Given exercise: Transcribe the listing exactly, leaving out every picture.

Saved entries
* * * * * * * * *
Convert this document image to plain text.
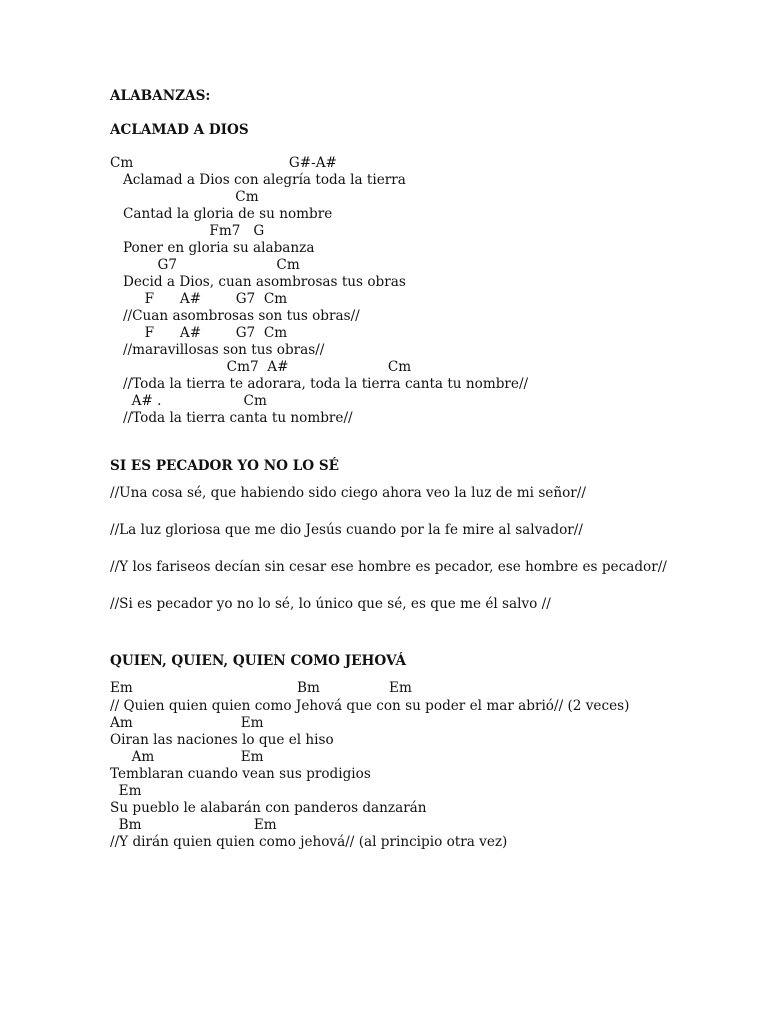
ALABANZAS:

ACLAMAD A DIOS

Cm                                    G#-A#

Aclamad a Dios con alegría toda la tierra

Cm

Cantad la gloria de su nombre

Fm7   G

Poner en gloria su alabanza

G7                       Cm

Decid a Dios, cuan asombrosas tus obras

F      A#        G7  Cm

//Cuan asombrosas son tus obras//

F      A#        G7  Cm

//maravillosas son tus obras//

Cm7  A#                       Cm

//Toda la tierra te adorara, toda la tierra canta tu nombre//

A# .                   Cm

//Toda la tierra canta tu nombre//

SI ES PECADOR YO NO LO SÉ

//Una cosa sé, que habiendo sido ciego ahora veo la luz de mi señor//

//La luz gloriosa que me dio Jesús cuando por la fe mire al salvador//

//Y los fariseos decían sin cesar ese hombre es pecador, ese hombre es pecador//

//Si es pecador yo no lo sé, lo único que sé, es que me él salvo //

QUIEN, QUIEN, QUIEN COMO JEHOVÁ

Em                                      Bm                Em

// Quien quien quien como Jehová que con su poder el mar abrió// (2 veces)

Am                         Em

Oiran las naciones lo que el hiso

Am                    Em

Temblaran cuando vean sus prodigios

Em

Su pueblo le alabarán con panderos danzarán

Bm                          Em

//Y dirán quien quien como jehová// (al principio otra vez)
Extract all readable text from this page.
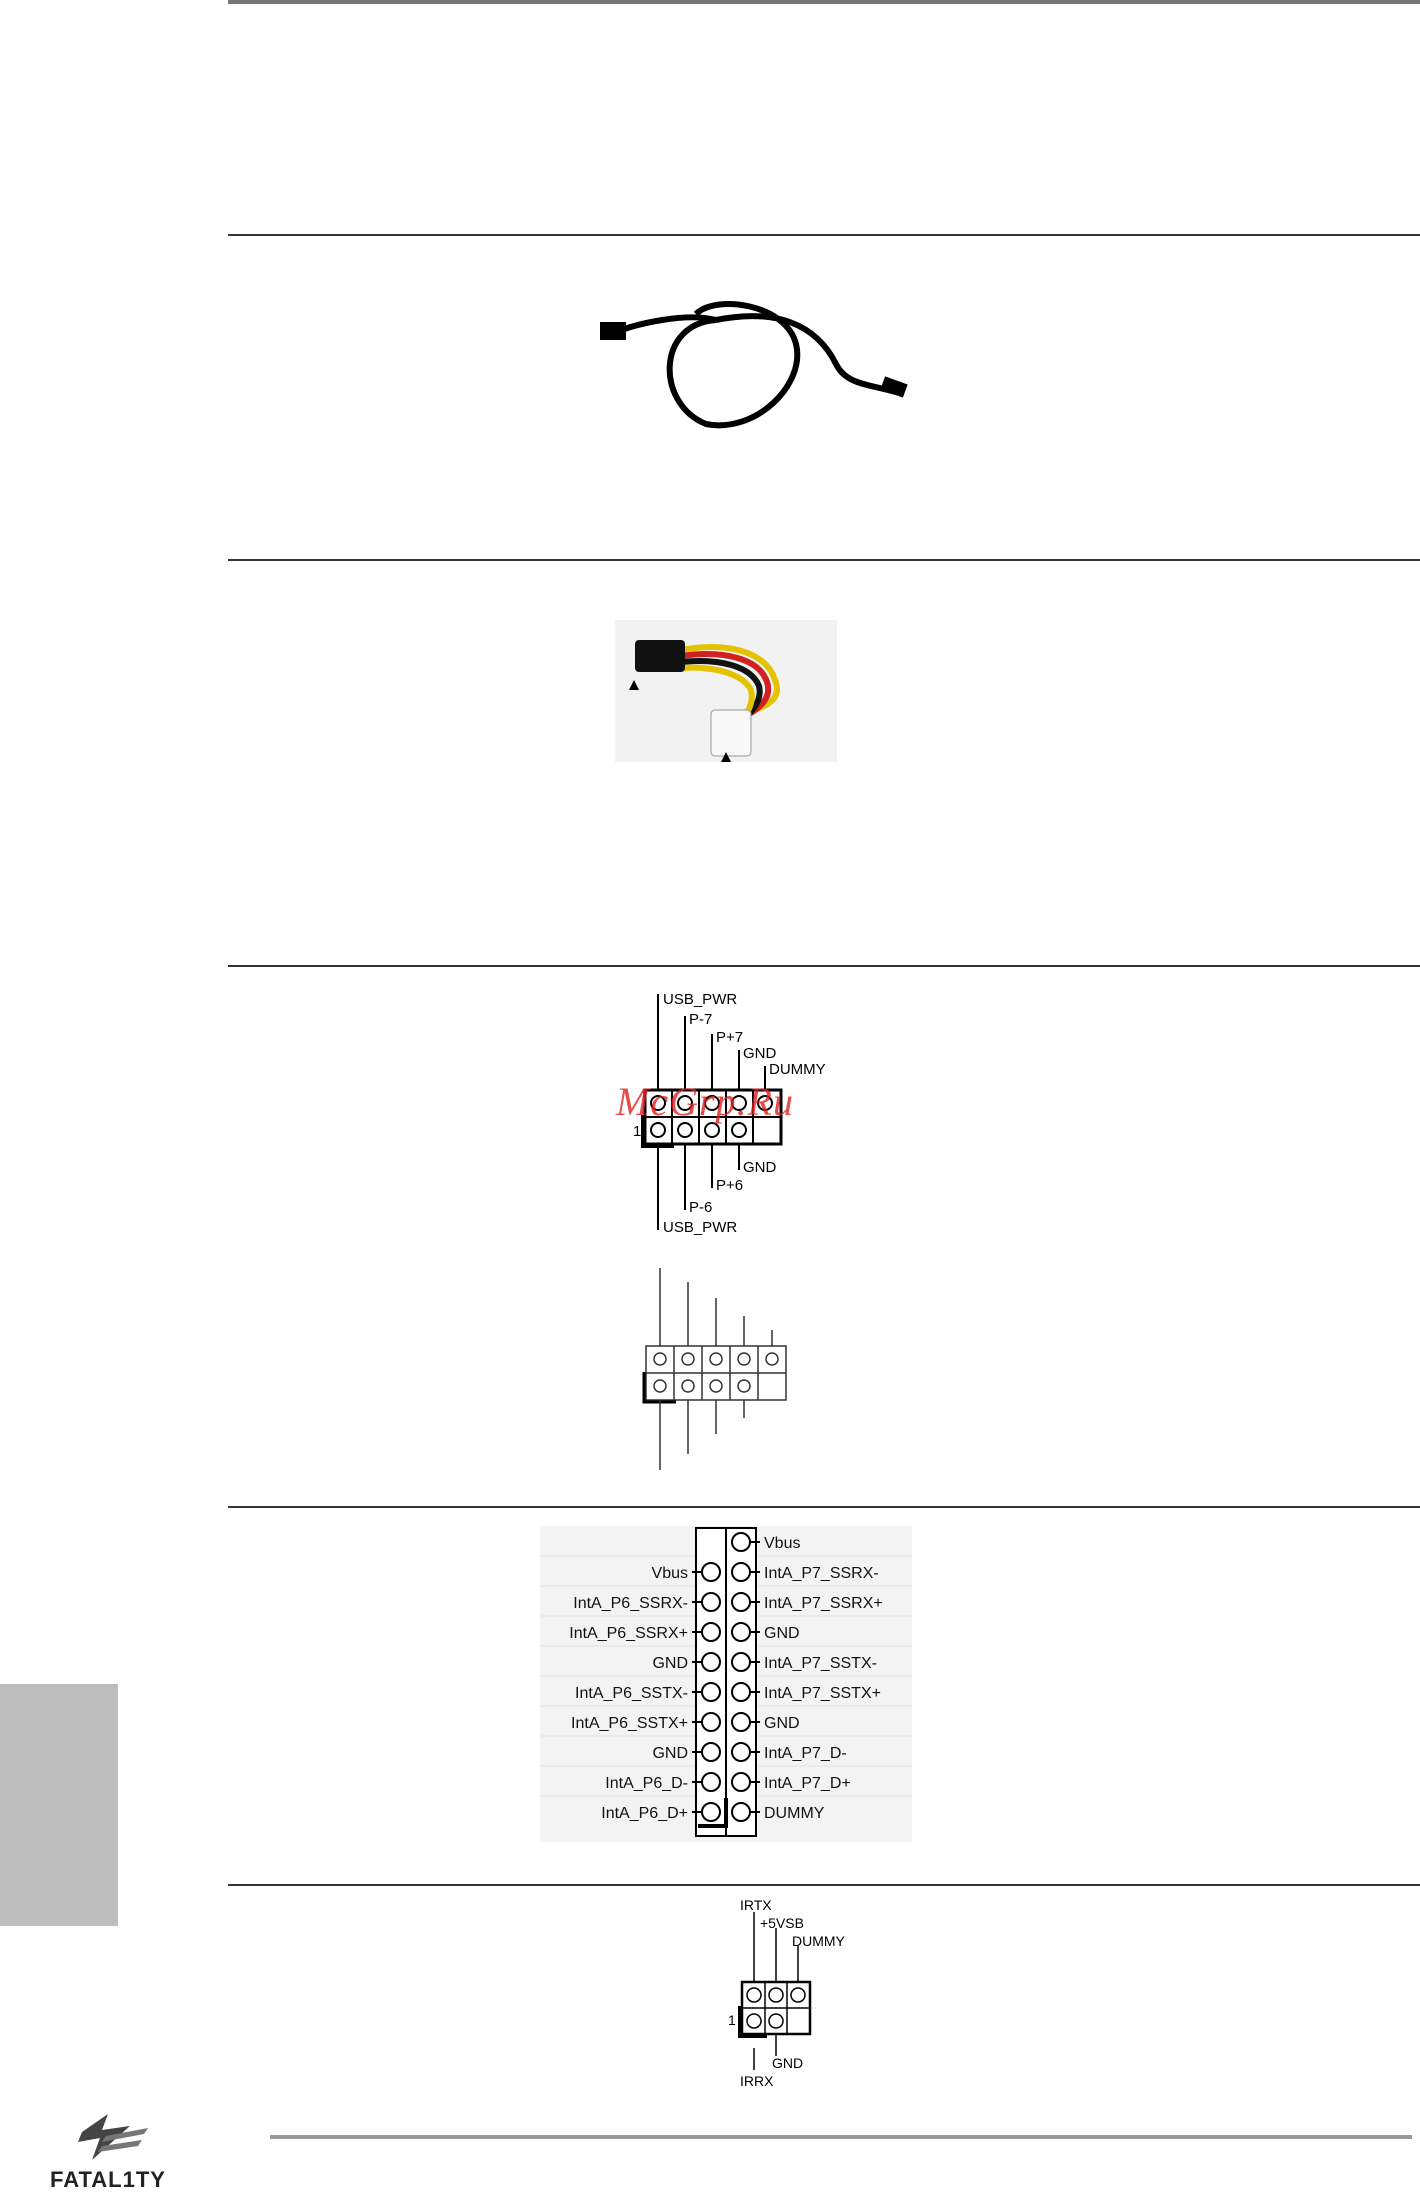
USB_PWR
P-7
P+7
GND
DUMMY
1
GND
P+6
P-6
USB_PWR
McGrp.Ru
Vbus
IntA_P7_SSRX-
IntA_P7_SSRX+
GND
IntA_P7_SSTX-
IntA_P7_SSTX+
GND
IntA_P7_D-
IntA_P7_D+
DUMMY
Vbus
IntA_P6_SSRX-
IntA_P6_SSRX+
GND
IntA_P6_SSTX-
IntA_P6_SSTX+
GND
IntA_P6_D-
IntA_P6_D+
IRTX
+5VSB
DUMMY
1
GND
IRRX
FATAL1TY
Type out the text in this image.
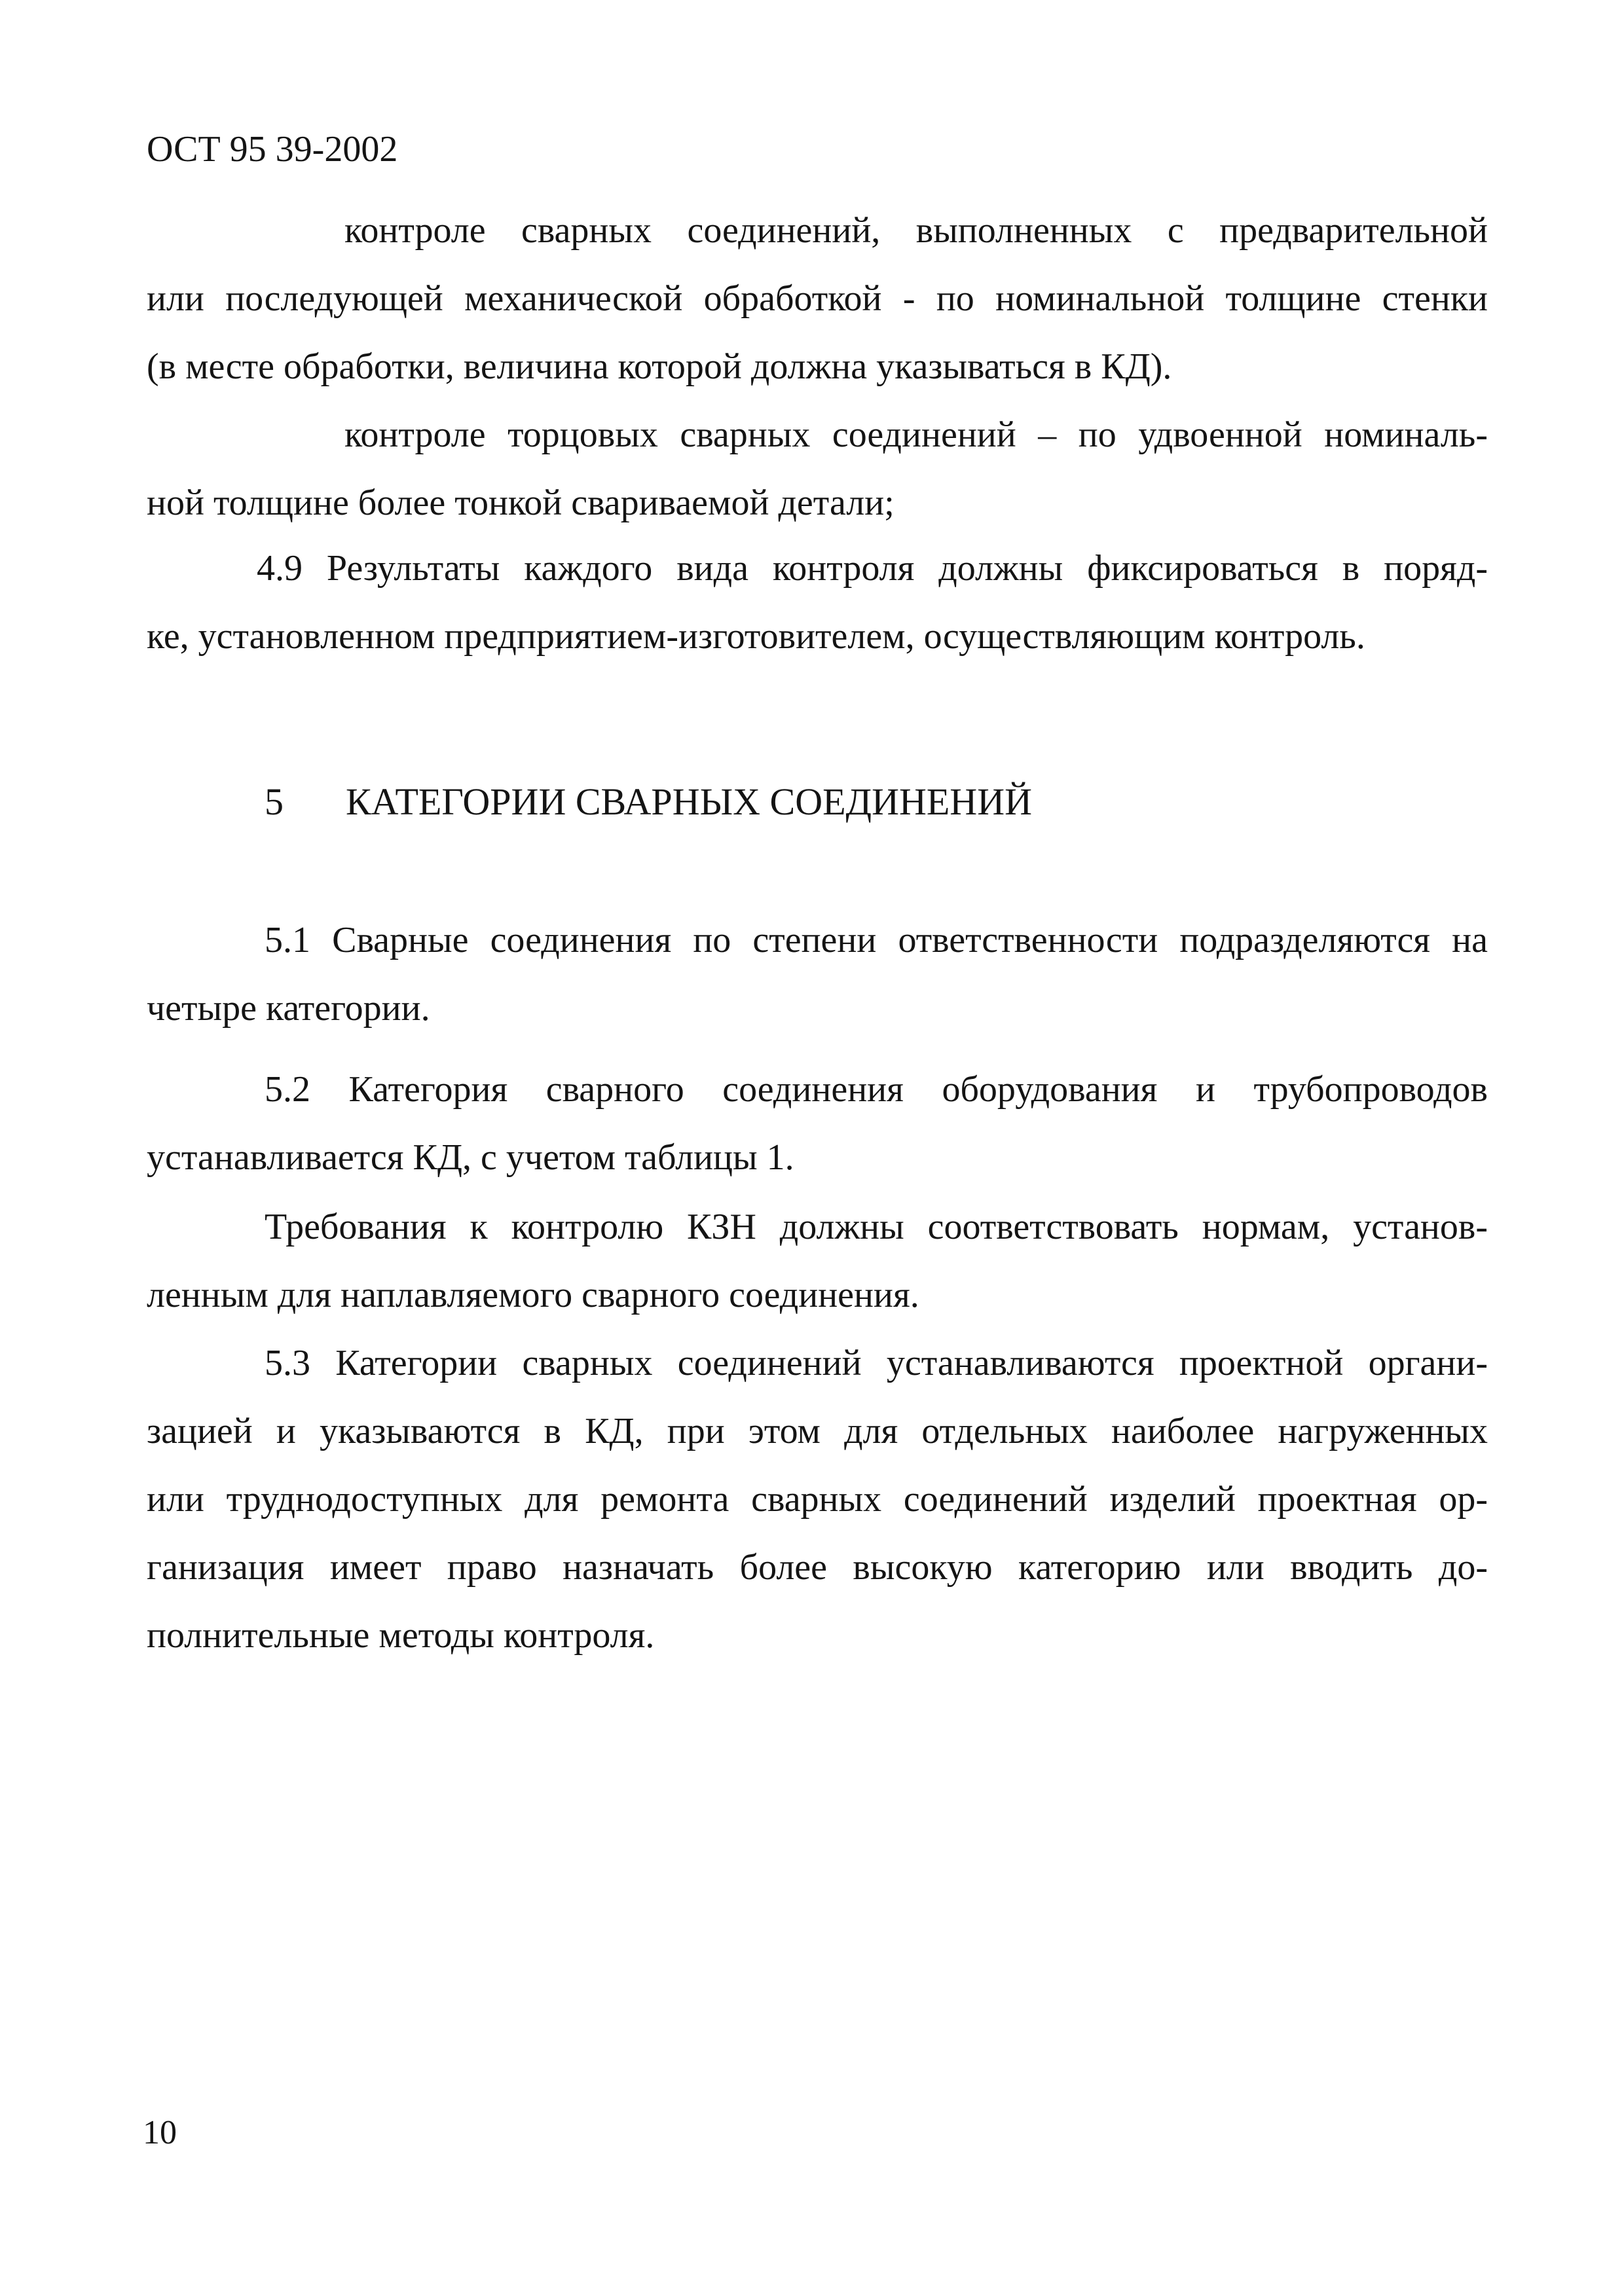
ОСТ 95 39-2002
контроле сварных соединений, выполненных с предварительной
или последующей механической обработкой - по номинальной толщине стенки
(в месте обработки, величина которой должна указываться в КД).
контроле торцовых сварных соединений – по удвоенной номиналь-
ной толщине более тонкой свариваемой детали;
4.9 Результаты каждого вида контроля должны фиксироваться в поряд-
ке, установленном предприятием-изготовителем, осуществляющим контроль.
5 КАТЕГОРИИ СВАРНЫХ СОЕДИНЕНИЙ
5.1 Сварные соединения по степени ответственности подразделяются на
четыре категории.
5.2 Категория сварного соединения оборудования и трубопроводов
устанавливается КД, с учетом таблицы 1.
Требования к контролю КЗН должны соответствовать нормам, установ-
ленным для наплавляемого сварного соединения.
5.3 Категории сварных соединений устанавливаются проектной органи-
зацией и указываются в КД, при этом для отдельных наиболее нагруженных
или труднодоступных для ремонта сварных соединений изделий проектная ор-
ганизация имеет право назначать более высокую категорию или вводить до-
полнительные методы контроля.
10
* * * * * * * * *
Exercise result:
Convert this document image to plain text.
ALABANZAS:

ACLAMAD A DIOS

Cm                                    G#-A#

Aclamad a Dios con alegría toda la tierra

Cm

Cantad la gloria de su nombre

Fm7   G

Poner en gloria su alabanza

G7                       Cm

Decid a Dios, cuan asombrosas tus obras

F      A#        G7  Cm

//Cuan asombrosas son tus obras//

F      A#        G7  Cm

//maravillosas son tus obras//

Cm7  A#                       Cm

//Toda la tierra te adorara, toda la tierra canta tu nombre//

A# .                   Cm

//Toda la tierra canta tu nombre//

SI ES PECADOR YO NO LO SÉ

//Una cosa sé, que habiendo sido ciego ahora veo la luz de mi señor//

//La luz gloriosa que me dio Jesús cuando por la fe mire al salvador//

//Y los fariseos decían sin cesar ese hombre es pecador, ese hombre es pecador//

//Si es pecador yo no lo sé, lo único que sé, es que me él salvo //

QUIEN, QUIEN, QUIEN COMO JEHOVÁ

Em                                      Bm                Em

// Quien quien quien como Jehová que con su poder el mar abrió// (2 veces)

Am                         Em

Oiran las naciones lo que el hiso

Am                    Em

Temblaran cuando vean sus prodigios

Em

Su pueblo le alabarán con panderos danzarán

Bm                          Em

//Y dirán quien quien como jehová// (al principio otra vez)
Extract all readable text from this page.
USB_PWR
P-7
P+7
GND
DUMMY
1
GND
P+6
P-6
USB_PWR
McGrp.Ru
Vbus
IntA_P7_SSRX-
IntA_P7_SSRX+
GND
IntA_P7_SSTX-
IntA_P7_SSTX+
GND
IntA_P7_D-
IntA_P7_D+
DUMMY
Vbus
IntA_P6_SSRX-
IntA_P6_SSRX+
GND
IntA_P6_SSTX-
IntA_P6_SSTX+
GND
IntA_P6_D-
IntA_P6_D+
IRTX
+5VSB
DUMMY
1
GND
IRRX
FATAL1TY
Type out the text in this image.
ОСТ 95 39-2002
контроле сварных соединений, выполненных с предварительной
или последующей механической обработкой - по номинальной толщине стенки
(в месте обработки, величина которой должна указываться в КД).
контроле торцовых сварных соединений – по удвоенной номиналь-
ной толщине более тонкой свариваемой детали;
4.9 Результаты каждого вида контроля должны фиксироваться в поряд-
ке, установленном предприятием-изготовителем, осуществляющим контроль.
5 КАТЕГОРИИ СВАРНЫХ СОЕДИНЕНИЙ
5.1 Сварные соединения по степени ответственности подразделяются на
четыре категории.
5.2 Категория сварного соединения оборудования и трубопроводов
устанавливается КД, с учетом таблицы 1.
Требования к контролю КЗН должны соответствовать нормам, установ-
ленным для наплавляемого сварного соединения.
5.3 Категории сварных соединений устанавливаются проектной органи-
зацией и указываются в КД, при этом для отдельных наиболее нагруженных
или труднодоступных для ремонта сварных соединений изделий проектная ор-
ганизация имеет право назначать более высокую категорию или вводить до-
полнительные методы контроля.
10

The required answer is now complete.